Collection entries:
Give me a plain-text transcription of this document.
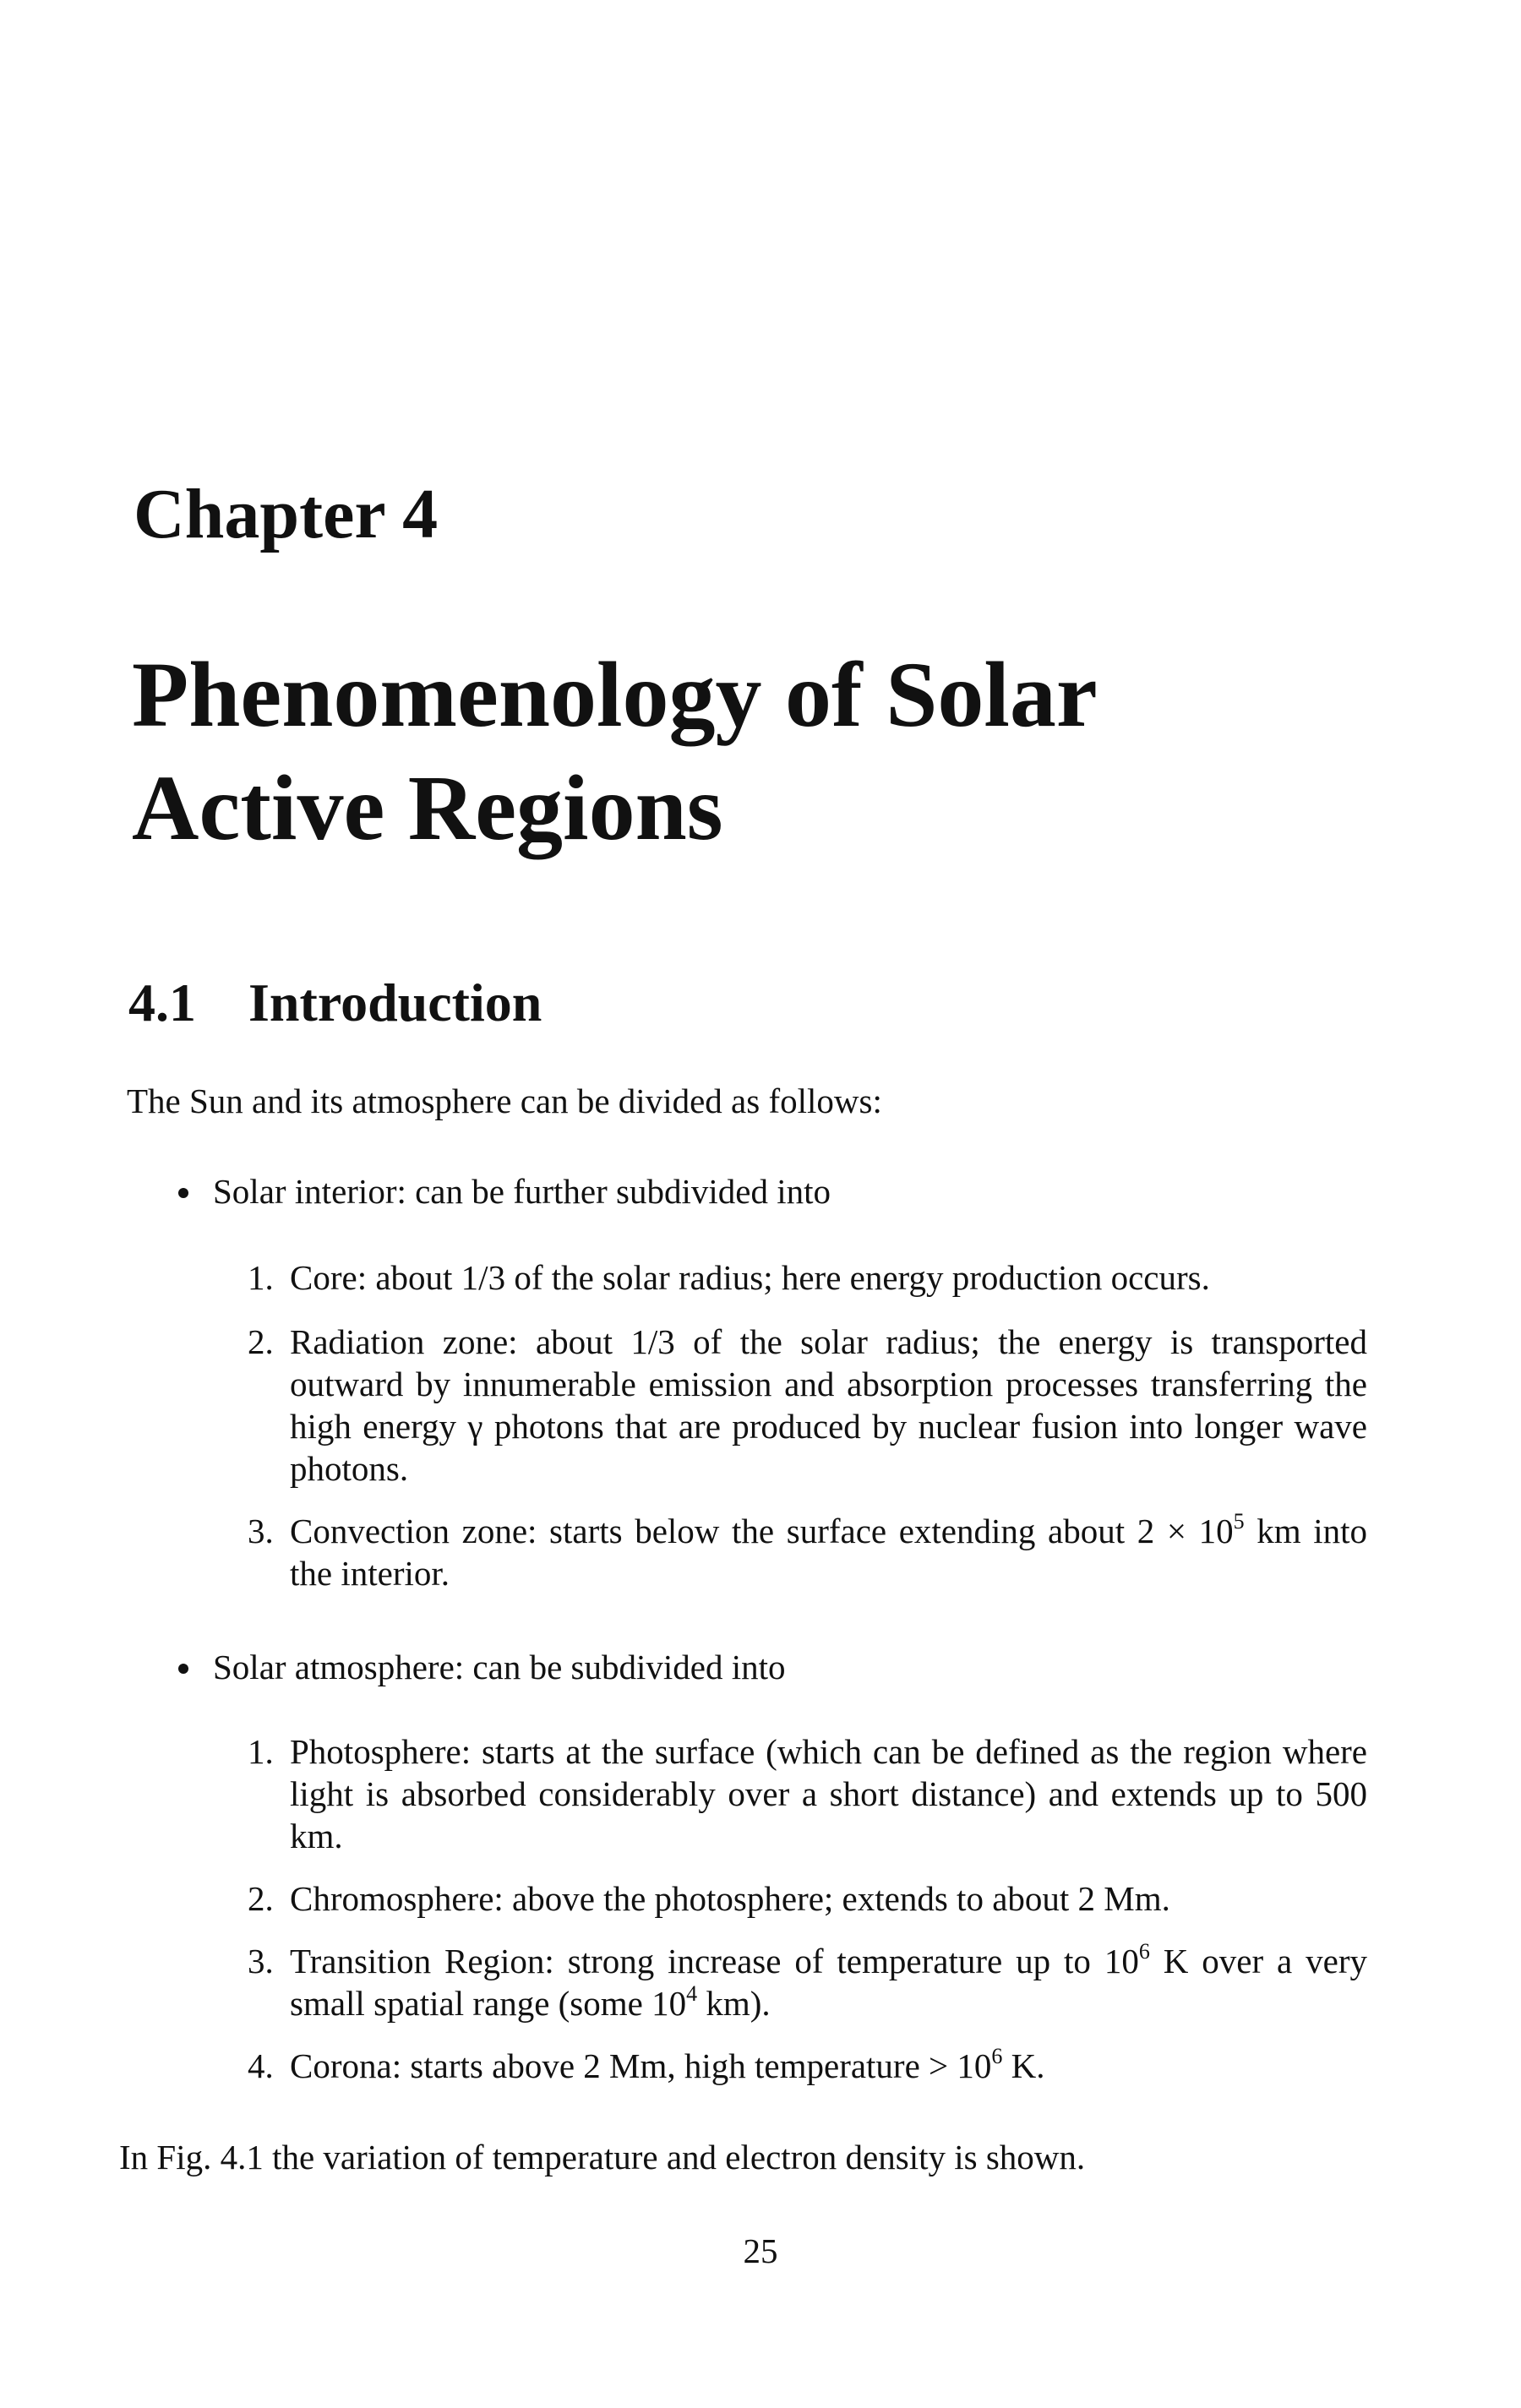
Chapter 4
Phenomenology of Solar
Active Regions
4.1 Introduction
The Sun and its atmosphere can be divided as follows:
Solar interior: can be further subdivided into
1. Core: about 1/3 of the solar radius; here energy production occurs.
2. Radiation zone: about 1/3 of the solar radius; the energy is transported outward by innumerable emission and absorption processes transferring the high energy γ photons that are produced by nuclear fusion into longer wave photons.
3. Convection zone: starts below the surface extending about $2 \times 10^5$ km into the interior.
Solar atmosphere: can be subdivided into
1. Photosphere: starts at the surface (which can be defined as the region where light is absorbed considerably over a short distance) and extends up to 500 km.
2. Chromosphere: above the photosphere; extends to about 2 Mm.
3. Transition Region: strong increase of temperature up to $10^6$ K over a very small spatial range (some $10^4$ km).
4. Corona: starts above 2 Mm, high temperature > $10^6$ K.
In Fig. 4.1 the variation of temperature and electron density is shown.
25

==

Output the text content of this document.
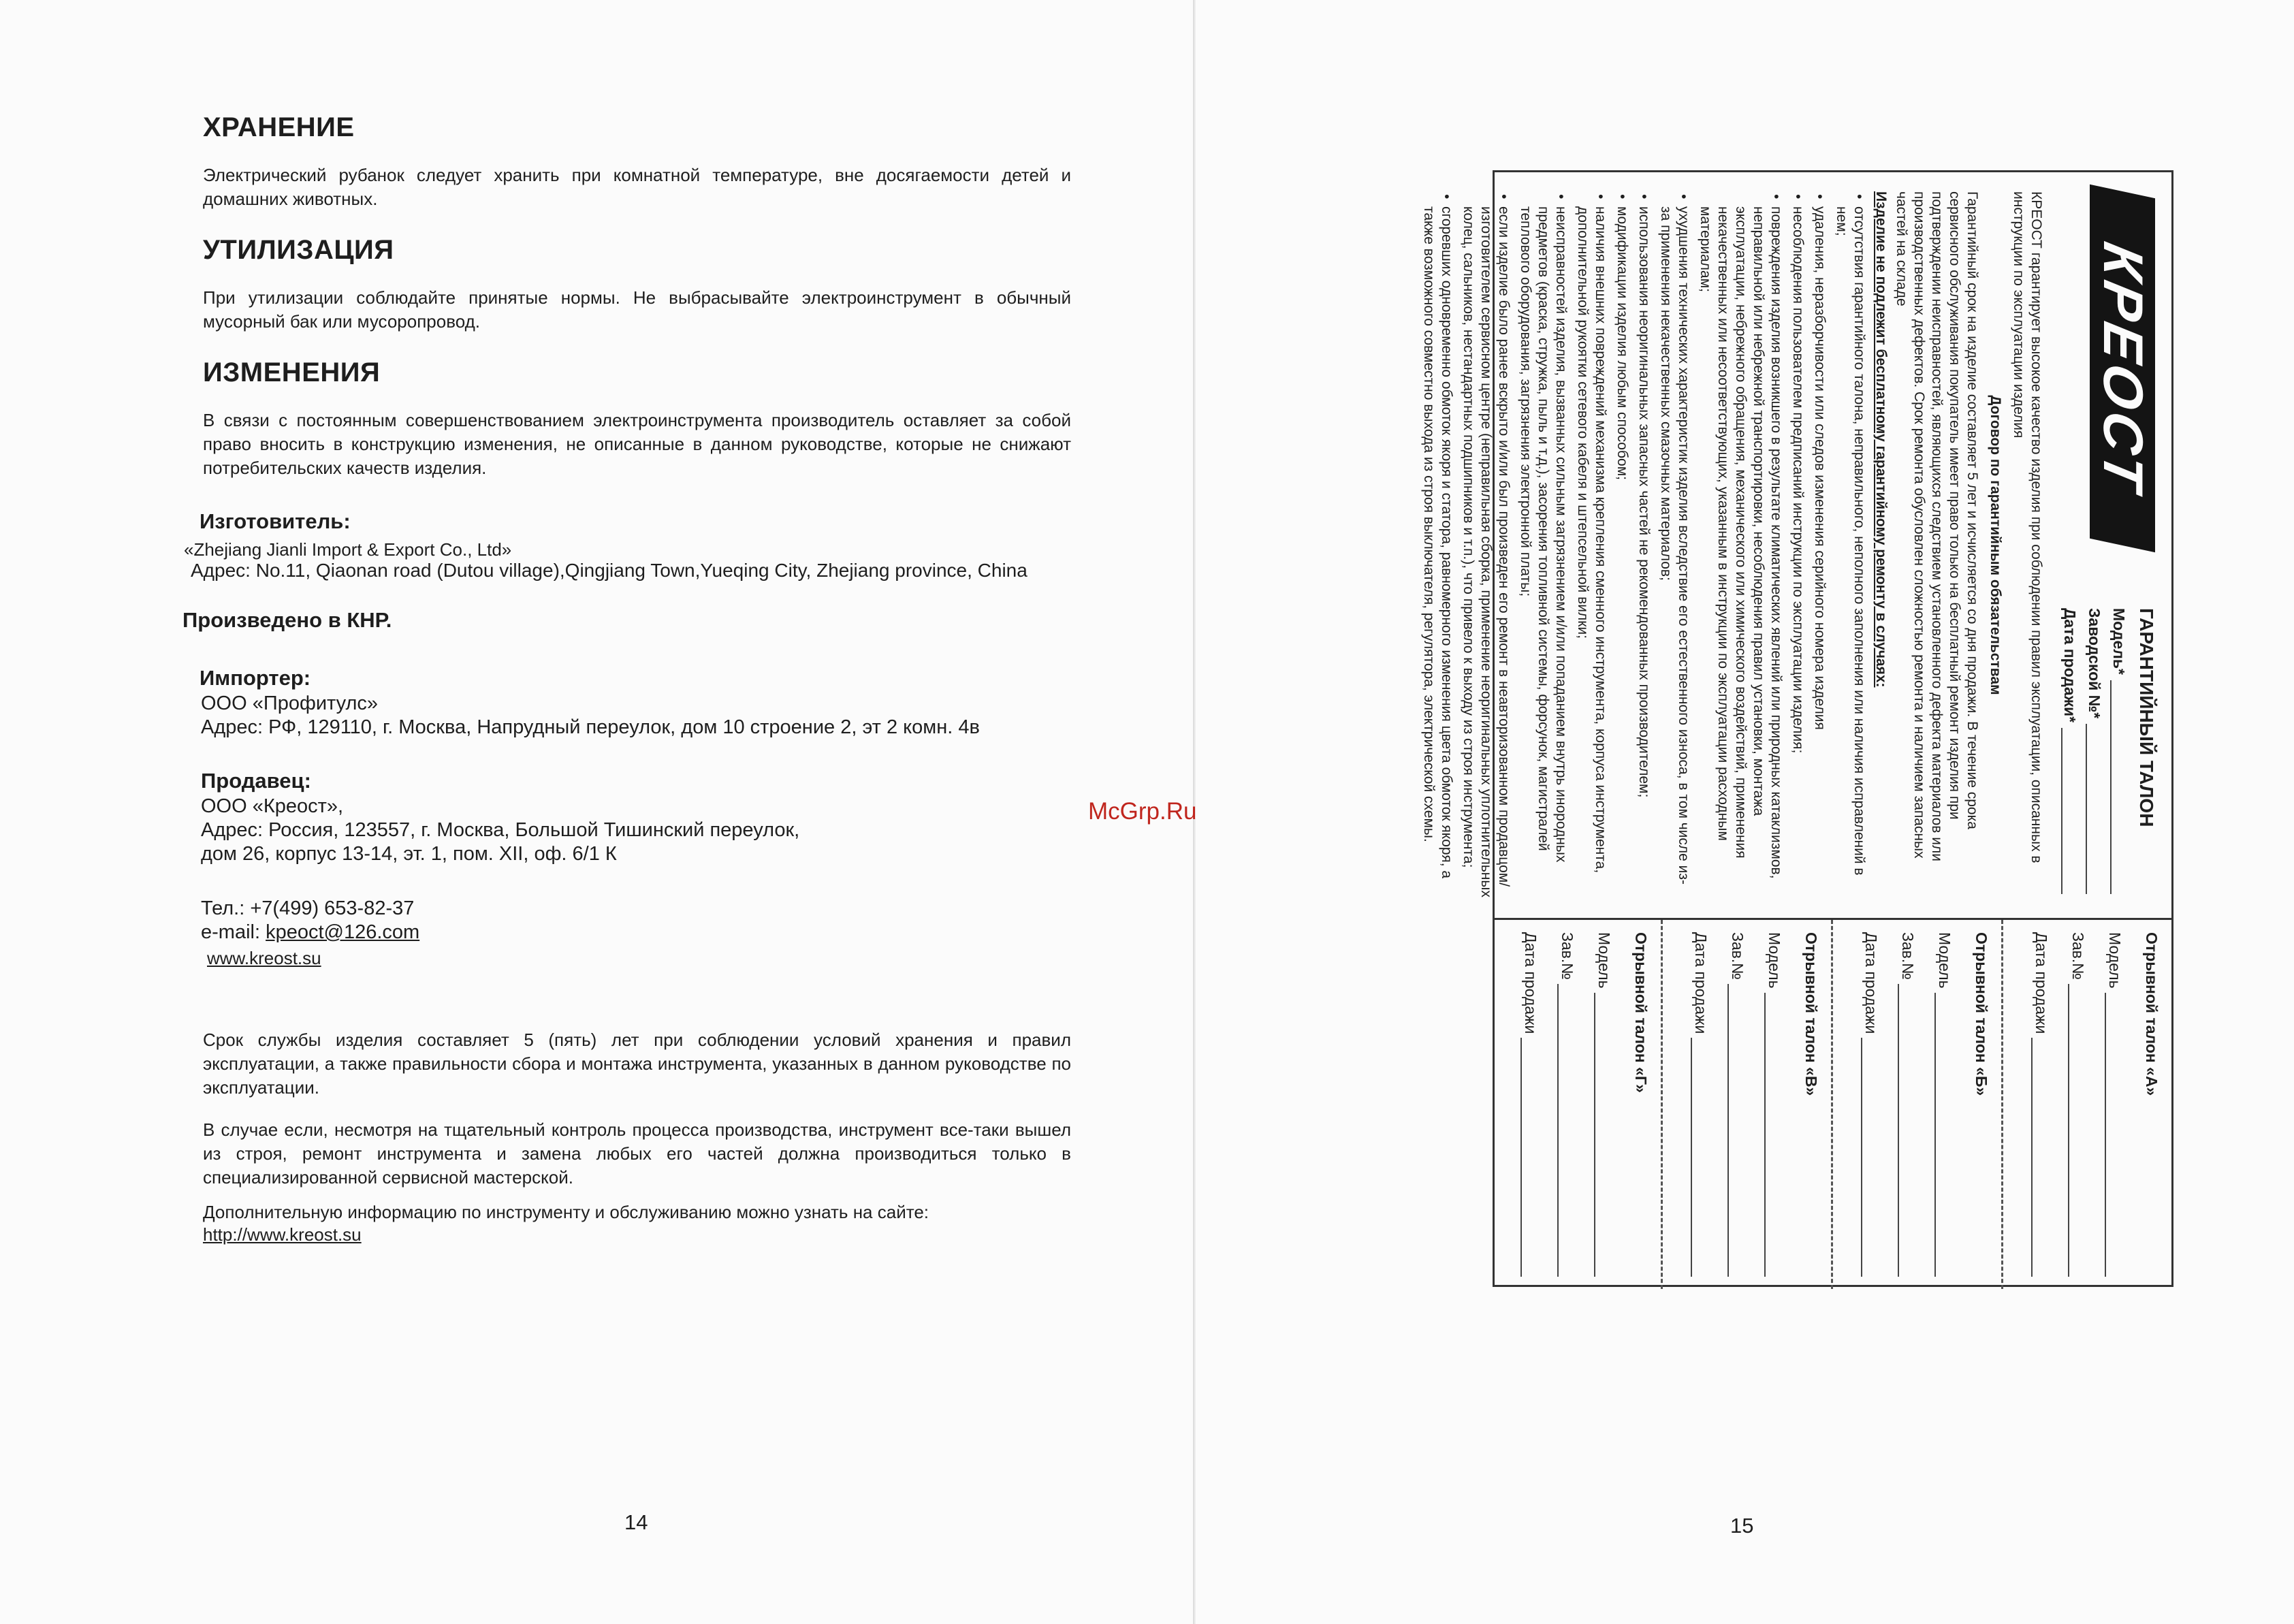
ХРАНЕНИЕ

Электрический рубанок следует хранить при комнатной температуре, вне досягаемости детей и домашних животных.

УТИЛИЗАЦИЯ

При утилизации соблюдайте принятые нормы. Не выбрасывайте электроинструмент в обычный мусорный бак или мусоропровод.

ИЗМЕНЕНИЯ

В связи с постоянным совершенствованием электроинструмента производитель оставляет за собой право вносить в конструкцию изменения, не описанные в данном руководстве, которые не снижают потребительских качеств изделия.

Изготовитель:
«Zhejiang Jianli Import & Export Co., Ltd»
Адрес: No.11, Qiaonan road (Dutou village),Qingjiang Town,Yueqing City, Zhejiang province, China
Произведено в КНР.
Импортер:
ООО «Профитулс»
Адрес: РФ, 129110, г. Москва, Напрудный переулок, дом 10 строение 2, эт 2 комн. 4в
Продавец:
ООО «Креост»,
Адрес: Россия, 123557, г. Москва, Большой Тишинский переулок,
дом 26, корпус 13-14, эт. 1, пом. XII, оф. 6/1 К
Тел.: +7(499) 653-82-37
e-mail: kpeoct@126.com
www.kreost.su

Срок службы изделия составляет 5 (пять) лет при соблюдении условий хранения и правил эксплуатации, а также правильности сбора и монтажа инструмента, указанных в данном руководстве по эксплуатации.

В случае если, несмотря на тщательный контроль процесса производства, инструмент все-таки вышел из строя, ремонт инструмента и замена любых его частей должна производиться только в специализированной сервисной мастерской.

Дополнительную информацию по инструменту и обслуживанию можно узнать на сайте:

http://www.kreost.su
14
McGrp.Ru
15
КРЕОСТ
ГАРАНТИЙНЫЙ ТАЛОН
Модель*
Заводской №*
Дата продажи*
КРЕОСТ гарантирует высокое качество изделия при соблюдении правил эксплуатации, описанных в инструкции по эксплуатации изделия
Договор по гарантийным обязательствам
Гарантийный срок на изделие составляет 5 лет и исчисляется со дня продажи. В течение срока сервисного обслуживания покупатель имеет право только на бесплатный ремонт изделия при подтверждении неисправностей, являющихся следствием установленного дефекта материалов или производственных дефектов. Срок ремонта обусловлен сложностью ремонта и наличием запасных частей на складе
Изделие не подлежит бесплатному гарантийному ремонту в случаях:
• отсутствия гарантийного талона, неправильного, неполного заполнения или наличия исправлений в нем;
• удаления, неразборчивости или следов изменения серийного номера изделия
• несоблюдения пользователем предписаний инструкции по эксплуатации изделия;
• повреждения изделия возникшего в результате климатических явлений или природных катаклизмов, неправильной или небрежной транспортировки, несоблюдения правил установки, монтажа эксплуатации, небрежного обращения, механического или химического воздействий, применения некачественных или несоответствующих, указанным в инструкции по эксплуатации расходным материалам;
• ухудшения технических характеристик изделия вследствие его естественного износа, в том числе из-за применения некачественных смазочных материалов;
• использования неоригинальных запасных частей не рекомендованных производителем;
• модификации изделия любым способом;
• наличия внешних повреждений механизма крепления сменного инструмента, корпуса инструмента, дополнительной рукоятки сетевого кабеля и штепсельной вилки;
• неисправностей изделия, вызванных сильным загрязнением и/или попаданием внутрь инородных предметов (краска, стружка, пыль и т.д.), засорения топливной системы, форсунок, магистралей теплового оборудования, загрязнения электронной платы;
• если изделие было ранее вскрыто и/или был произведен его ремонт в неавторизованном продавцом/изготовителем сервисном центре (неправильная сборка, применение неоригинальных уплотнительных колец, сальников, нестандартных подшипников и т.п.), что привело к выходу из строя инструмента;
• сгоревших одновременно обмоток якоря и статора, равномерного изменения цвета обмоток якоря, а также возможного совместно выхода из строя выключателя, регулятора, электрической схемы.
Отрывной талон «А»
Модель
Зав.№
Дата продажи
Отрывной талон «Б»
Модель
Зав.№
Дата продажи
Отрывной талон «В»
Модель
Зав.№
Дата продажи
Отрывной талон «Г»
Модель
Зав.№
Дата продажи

TASK PROMPT:
Copy every line that contains the string "this".

SOLUTION TO THE EXERCISE:
Give me a plain-text transcription of this document.
Output the text content of this document.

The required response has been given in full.